* [EXERCISE TASK]
Return all of the data exactly, with nothing left out but the pictures.

** Begin ENTRIES SHOWN **

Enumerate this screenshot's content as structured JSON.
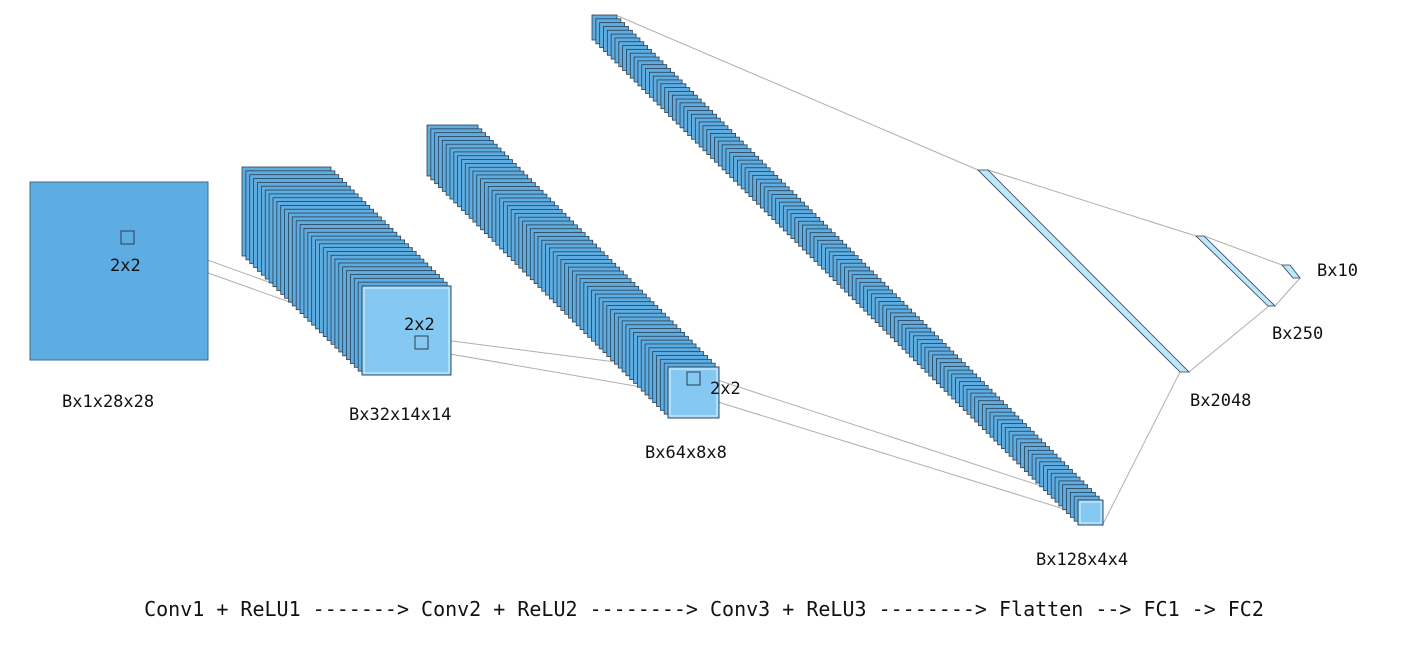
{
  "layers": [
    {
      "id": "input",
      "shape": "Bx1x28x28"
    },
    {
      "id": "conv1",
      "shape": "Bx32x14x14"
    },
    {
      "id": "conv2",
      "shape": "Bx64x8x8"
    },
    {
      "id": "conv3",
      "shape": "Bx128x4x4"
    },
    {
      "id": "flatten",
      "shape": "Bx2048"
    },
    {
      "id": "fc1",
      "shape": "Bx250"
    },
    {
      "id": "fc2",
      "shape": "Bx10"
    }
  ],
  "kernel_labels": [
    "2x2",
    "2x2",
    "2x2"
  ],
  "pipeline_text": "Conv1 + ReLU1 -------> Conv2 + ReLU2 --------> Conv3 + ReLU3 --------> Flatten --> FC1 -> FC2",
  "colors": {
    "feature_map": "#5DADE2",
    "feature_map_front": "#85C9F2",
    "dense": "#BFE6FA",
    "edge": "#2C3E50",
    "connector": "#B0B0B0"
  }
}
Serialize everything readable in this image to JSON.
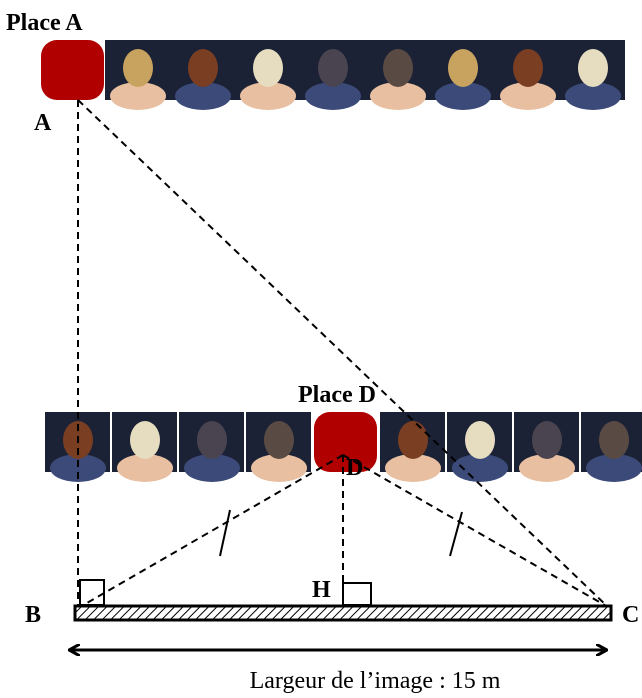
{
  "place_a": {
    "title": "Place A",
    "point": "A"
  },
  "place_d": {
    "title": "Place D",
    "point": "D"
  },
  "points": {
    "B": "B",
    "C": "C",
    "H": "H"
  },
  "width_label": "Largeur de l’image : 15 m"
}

** End ENTRIES SHOWN **

* [FINAL RESULT]
Enumerate this screenshot's content as structured JSON.
{
  "layers": [
    {
      "id": "input",
      "shape": "Bx1x28x28"
    },
    {
      "id": "conv1",
      "shape": "Bx32x14x14"
    },
    {
      "id": "conv2",
      "shape": "Bx64x8x8"
    },
    {
      "id": "conv3",
      "shape": "Bx128x4x4"
    },
    {
      "id": "flatten",
      "shape": "Bx2048"
    },
    {
      "id": "fc1",
      "shape": "Bx250"
    },
    {
      "id": "fc2",
      "shape": "Bx10"
    }
  ],
  "kernel_labels": [
    "2x2",
    "2x2",
    "2x2"
  ],
  "pipeline_text": "Conv1 + ReLU1 -------> Conv2 + ReLU2 --------> Conv3 + ReLU3 --------> Flatten --> FC1 -> FC2",
  "colors": {
    "feature_map": "#5DADE2",
    "feature_map_front": "#85C9F2",
    "dense": "#BFE6FA",
    "edge": "#2C3E50",
    "connector": "#B0B0B0"
  }
}
Serialize everything readable in this image to JSON.
{
  "place_a": {
    "title": "Place A",
    "point": "A"
  },
  "place_d": {
    "title": "Place D",
    "point": "D"
  },
  "points": {
    "B": "B",
    "C": "C",
    "H": "H"
  },
  "width_label": "Largeur de l’image : 15 m"
}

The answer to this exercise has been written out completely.